TRY IT:
The records underneath are to be printed in full and exactly, with no pictures carried over.

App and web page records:
==*==
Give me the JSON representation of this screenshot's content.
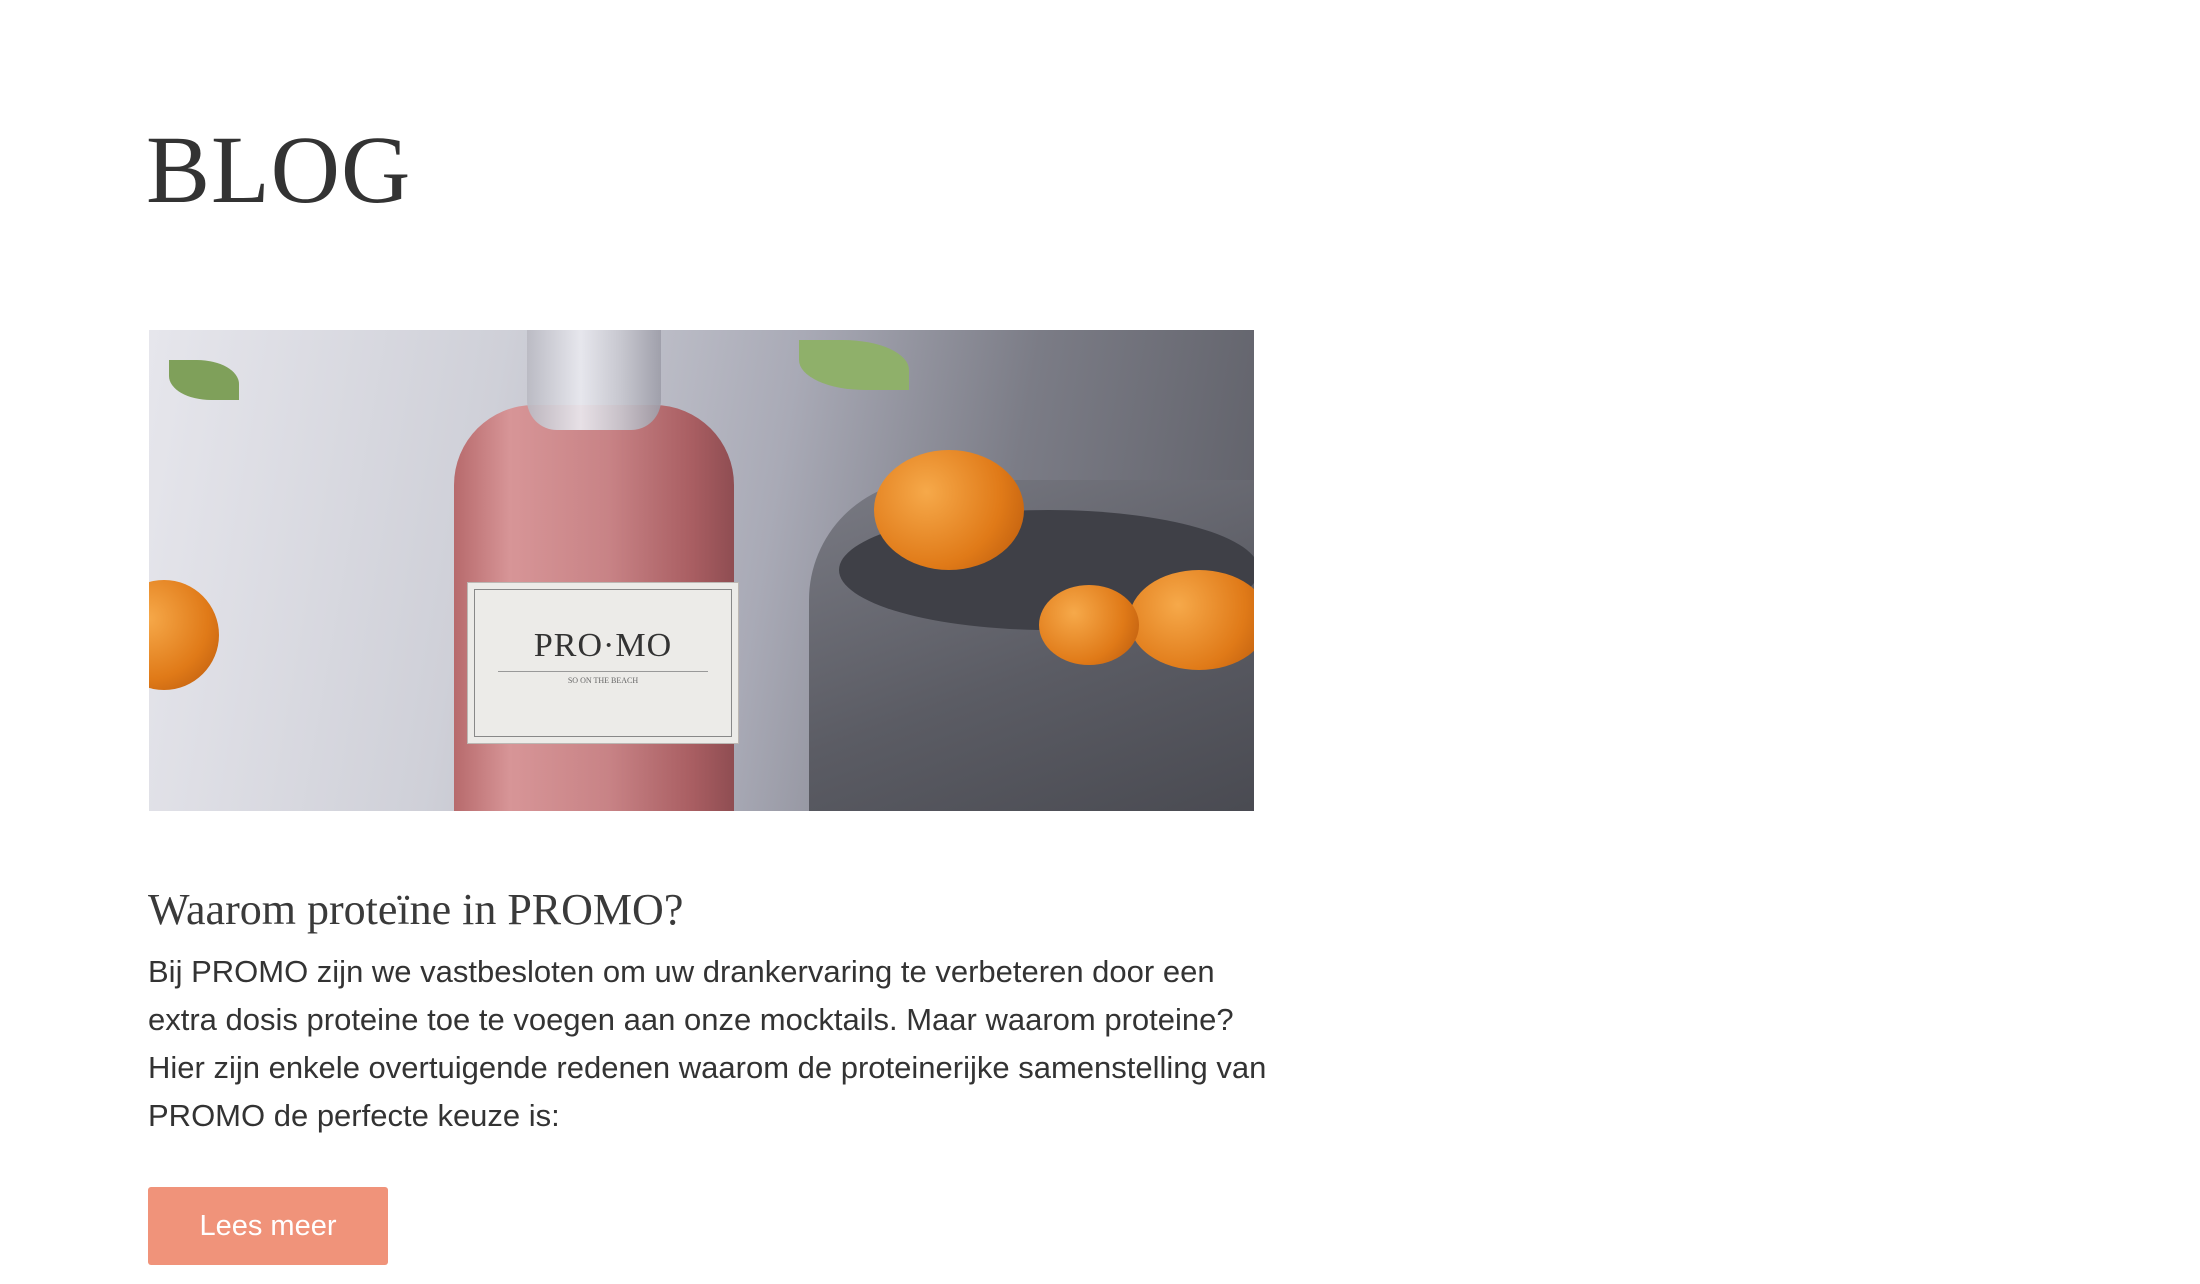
{
  "page": {
    "title": "BLOG"
  },
  "post": {
    "image_logo_text": "PRO·MO",
    "image_label_sub": "SO ON THE BEACH",
    "heading": "Waarom proteïne in PROMO?",
    "excerpt": "Bij PROMO zijn we vastbesloten om uw drankervaring te verbeteren door een extra dosis proteine toe te voegen aan onze mocktails. Maar waarom proteine? Hier zijn enkele overtuigende redenen waarom de proteinerijke samenstelling van PROMO de perfecte keuze is:",
    "read_more_label": "Lees meer"
  },
  "colors": {
    "accent": "#f0937a",
    "text": "#333333"
  }
}
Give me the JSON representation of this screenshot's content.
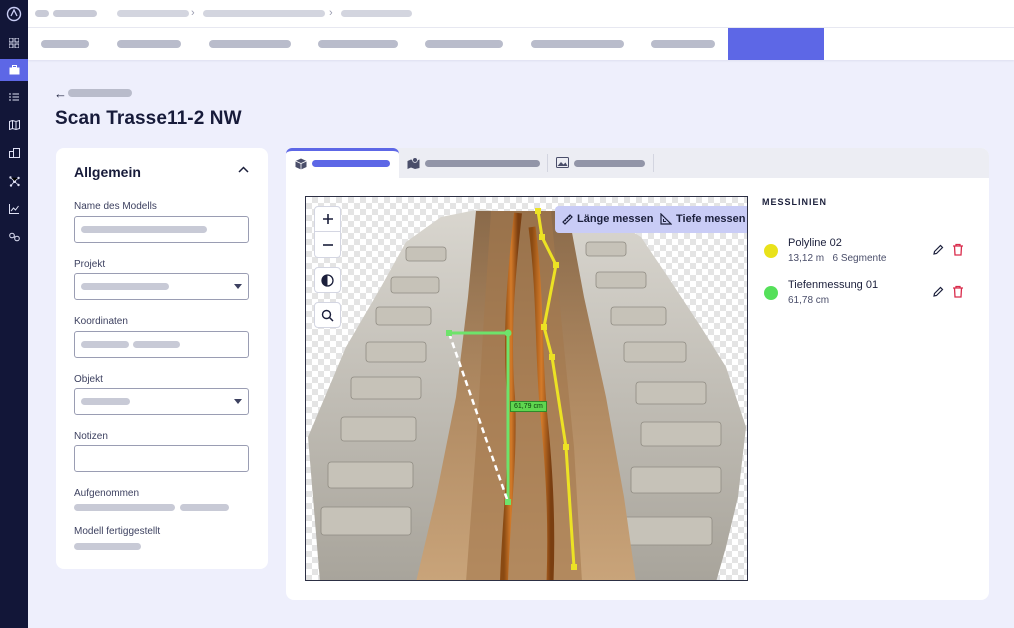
==*==
ANSWER:
Give me the JSON representation of this screenshot's content.
{
  "page": {
    "title": "BLOG"
  },
  "post": {
    "image_logo_text": "PRO·MO",
    "image_label_sub": "SO ON THE BEACH",
    "heading": "Waarom proteïne in PROMO?",
    "excerpt": "Bij PROMO zijn we vastbesloten om uw drankervaring te verbeteren door een extra dosis proteine toe te voegen aan onze mocktails. Maar waarom proteine? Hier zijn enkele overtuigende redenen waarom de proteinerijke samenstelling van PROMO de perfecte keuze is:",
    "read_more_label": "Lees meer"
  },
  "colors": {
    "accent": "#f0937a",
    "text": "#333333"
  }
}
Give me the JSON representation of this screenshot's content.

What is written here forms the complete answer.